▶ _STATED TASK_
Switch "interactable" to "clickable" in everything from the line containing "stop-label: Stop: [406, 640, 436, 656]" down to the line containing "online-count: 7523+: [1185, 92, 1231, 109]", and give back only those lines with nothing else changed.

▶ _DATA SUPPLIED_
%%
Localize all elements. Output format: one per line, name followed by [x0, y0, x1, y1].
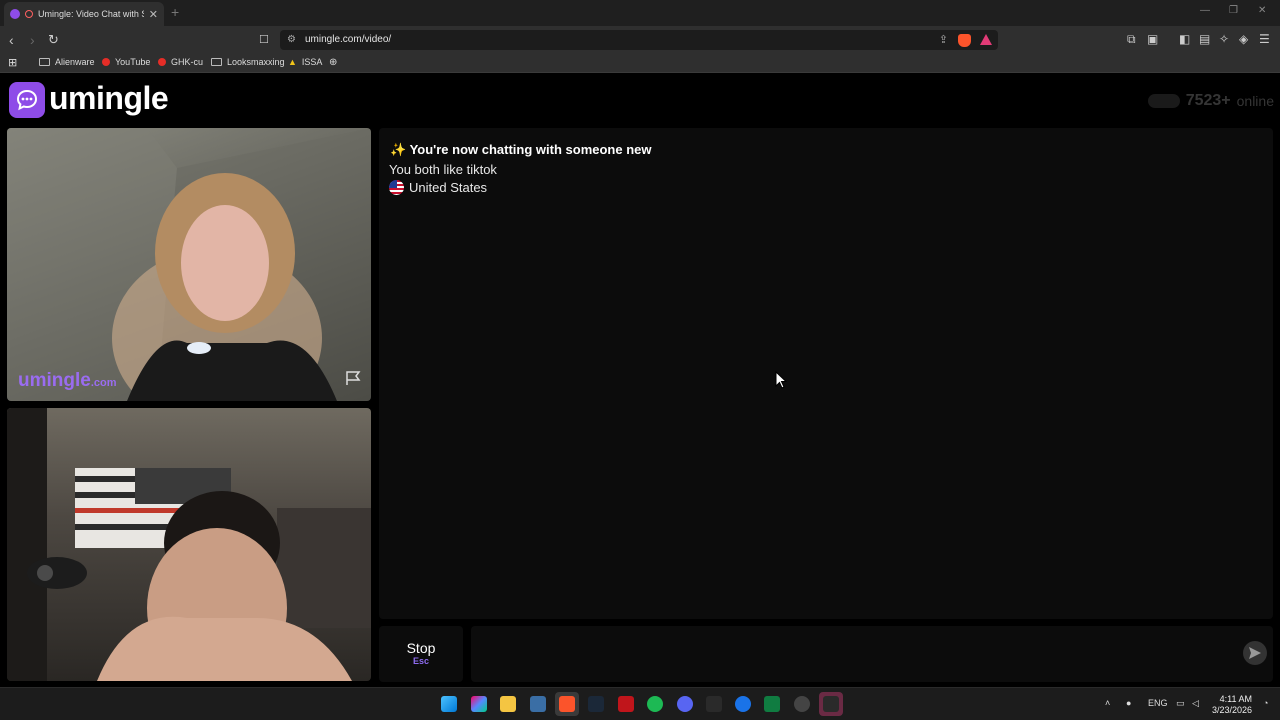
stop-label: Stop: [406, 640, 436, 656]
globe-icon[interactable]: ⊕: [329, 57, 337, 68]
stranger-video-frame: [7, 128, 371, 401]
report-flag-icon[interactable]: [345, 370, 363, 391]
blue-app-icon[interactable]: [735, 696, 751, 712]
network-icon[interactable]: ▭: [1176, 698, 1185, 709]
copilot-icon[interactable]: [471, 696, 487, 712]
spotify-icon[interactable]: [647, 696, 663, 712]
site-info-icon[interactable]: ⚙: [287, 34, 296, 45]
browser-toolbar: ‹ › ↻ ☐ ⚙ umingle.com/video/ ⇪: [0, 26, 1280, 54]
vpn-icon[interactable]: ◈: [1239, 32, 1248, 46]
bookmark-icon[interactable]: ☐: [259, 31, 269, 49]
close-tab-icon[interactable]: ✕: [149, 8, 158, 21]
extensions-icon[interactable]: ⧉: [1127, 32, 1136, 47]
notifications-icon[interactable]: ◔: [1263, 698, 1268, 708]
send-button[interactable]: [1243, 641, 1267, 665]
back-icon[interactable]: ‹: [9, 31, 14, 49]
chat-system-message: ✨ You're now chatting with someone new: [390, 142, 652, 157]
new-tab-button[interactable]: +: [171, 4, 179, 20]
discord-icon[interactable]: [677, 696, 693, 712]
recording-indicator-icon: [25, 10, 33, 18]
steam-icon[interactable]: [588, 696, 604, 712]
tray-overflow-icon[interactable]: ˄: [1105, 698, 1110, 708]
start-icon[interactable]: [441, 696, 457, 712]
stranger-country: United States: [389, 180, 487, 195]
volume-icon[interactable]: ◁: [1192, 698, 1199, 709]
bookmark-label: GHK-cu: [171, 57, 204, 67]
online-count: 7523+: [1185, 92, 1231, 109]
umingle-watermark: umingle.com: [18, 370, 117, 392]
stranger-video: umingle.com: [7, 128, 371, 401]
bookmarks-bar: ⊞ Alienware YouTube GHK-cu Looksmaxxing …: [0, 54, 1280, 73]
brave-shields-icon[interactable]: [958, 34, 971, 47]
microphone-icon[interactable]: ●: [1126, 698, 1131, 708]
file-explorer-icon[interactable]: [500, 696, 516, 712]
forward-icon[interactable]: ›: [30, 31, 35, 49]
folder-icon: [211, 58, 222, 66]
reload-icon[interactable]: ↻: [48, 31, 59, 49]
minimize-window-icon[interactable]: —: [1200, 5, 1210, 16]
bookmark-label: YouTube: [115, 57, 151, 67]
bookmark-label: Alienware: [55, 57, 95, 67]
epic-games-icon[interactable]: [706, 696, 722, 712]
app-icon[interactable]: [794, 696, 810, 712]
country-name: United States: [409, 180, 488, 195]
restore-window-icon[interactable]: ❐: [1229, 5, 1238, 16]
share-icon[interactable]: ⇪: [939, 33, 948, 46]
epic-games-launcher-icon[interactable]: [823, 696, 839, 712]
common-interest-text: You both like tiktok: [389, 162, 497, 177]
windows-taskbar: ˄ ● ENG ▭ ◁ 4:11 AM 3/23/2026 ◔: [0, 687, 1280, 720]
stop-shortcut: Esc: [412, 656, 429, 666]
store-icon[interactable]: [530, 696, 546, 712]
bookmark-label: Looksmaxxing: [227, 57, 285, 67]
watermark-suffix: .com: [90, 377, 117, 389]
issa-icon: ▲: [288, 57, 297, 67]
stop-button[interactable]: Stop Esc: [379, 626, 463, 682]
brave-rewards-icon[interactable]: [980, 34, 992, 45]
address-bar[interactable]: ⚙ umingle.com/video/ ⇪: [280, 30, 998, 50]
language-indicator[interactable]: ENG: [1148, 698, 1168, 708]
umingle-logo-text[interactable]: umingle: [49, 80, 169, 117]
chat-panel: ✨ You're now chatting with someone new Y…: [379, 128, 1273, 619]
self-video-frame: [7, 408, 371, 681]
bookmark-issa[interactable]: ▲ ISSA: [288, 57, 322, 67]
online-label: online: [1236, 93, 1274, 109]
brave-browser-icon[interactable]: [559, 696, 575, 712]
wallet-icon[interactable]: ▤: [1199, 32, 1210, 46]
message-input[interactable]: [471, 626, 1273, 682]
clock-time: 4:11 AM: [1219, 694, 1252, 704]
bookmark-looksmaxxing[interactable]: Looksmaxxing: [211, 57, 285, 67]
mouse-cursor-icon: [775, 371, 787, 389]
tab-manager-icon[interactable]: ▣: [1147, 32, 1158, 46]
youtube-icon: [158, 58, 166, 66]
menu-icon[interactable]: ☰: [1259, 32, 1270, 46]
system-clock[interactable]: 4:11 AM 3/23/2026: [1212, 694, 1252, 716]
online-counter: 7523+ online: [1147, 92, 1274, 110]
apps-grid-icon[interactable]: ⊞: [8, 56, 17, 69]
folder-icon: [39, 58, 50, 66]
clock-date: 3/23/2026: [1211, 705, 1252, 715]
bookmark-label: ISSA: [301, 57, 323, 67]
bookmark-alienware[interactable]: Alienware: [39, 57, 95, 67]
send-icon: [1249, 647, 1261, 659]
watermark-main: umingle: [18, 370, 91, 391]
red-app-icon[interactable]: [618, 696, 634, 712]
bookmark-ghk-cu[interactable]: GHK-cu: [158, 57, 203, 67]
us-flag-icon: [389, 180, 404, 195]
url-text: umingle.com/video/: [305, 34, 392, 45]
online-toggle[interactable]: [1147, 94, 1180, 108]
browser-tab-bar: Umingle: Video Chat with Stra ✕ + — ❐ ✕: [0, 0, 1280, 26]
leo-ai-icon[interactable]: ✧: [1219, 32, 1229, 46]
xbox-icon[interactable]: [764, 696, 780, 712]
sidebar-icon[interactable]: ◧: [1179, 32, 1190, 46]
self-video: [7, 408, 371, 681]
close-window-icon[interactable]: ✕: [1258, 5, 1266, 16]
browser-tab[interactable]: Umingle: Video Chat with Stra ✕: [4, 2, 164, 26]
umingle-logo-icon[interactable]: [9, 82, 45, 118]
umingle-favicon-icon: [10, 9, 20, 19]
youtube-icon: [102, 58, 110, 66]
tab-title: Umingle: Video Chat with Stra: [38, 9, 144, 19]
bookmark-youtube[interactable]: YouTube: [102, 57, 150, 67]
umingle-page: umingle 7523+ online umingle.com ✨ You'r…: [0, 74, 1280, 687]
%%
▶ _REPLY_
stop-label: Stop: [406, 640, 436, 656]
globe-icon[clickable]: ⊕: [329, 57, 337, 68]
stranger-video-frame: [7, 128, 371, 401]
report-flag-icon[clickable]: [345, 370, 363, 391]
blue-app-icon[clickable]: [735, 696, 751, 712]
network-icon[clickable]: ▭: [1176, 698, 1185, 709]
copilot-icon[clickable]: [471, 696, 487, 712]
spotify-icon[clickable]: [647, 696, 663, 712]
site-info-icon[clickable]: ⚙: [287, 34, 296, 45]
browser-toolbar: ‹ › ↻ ☐ ⚙ umingle.com/video/ ⇪: [0, 26, 1280, 54]
vpn-icon[clickable]: ◈: [1239, 32, 1248, 46]
bookmark-icon[clickable]: ☐: [259, 31, 269, 49]
close-tab-icon[clickable]: ✕: [149, 8, 158, 21]
extensions-icon[clickable]: ⧉: [1127, 32, 1136, 47]
notifications-icon[clickable]: ◔: [1263, 698, 1268, 708]
send-button[clickable]: [1243, 641, 1267, 665]
back-icon[clickable]: ‹: [9, 31, 14, 49]
chat-system-message: ✨ You're now chatting with someone new: [390, 142, 652, 157]
new-tab-button[clickable]: +: [171, 4, 179, 20]
discord-icon[clickable]: [677, 696, 693, 712]
recording-indicator-icon: [25, 10, 33, 18]
steam-icon[clickable]: [588, 696, 604, 712]
tray-overflow-icon[clickable]: ˄: [1105, 698, 1110, 708]
start-icon[clickable]: [441, 696, 457, 712]
stranger-country: United States: [389, 180, 487, 195]
volume-icon[clickable]: ◁: [1192, 698, 1199, 709]
bookmark-label: GHK-cu: [171, 57, 204, 67]
online-count: 7523+: [1185, 92, 1231, 109]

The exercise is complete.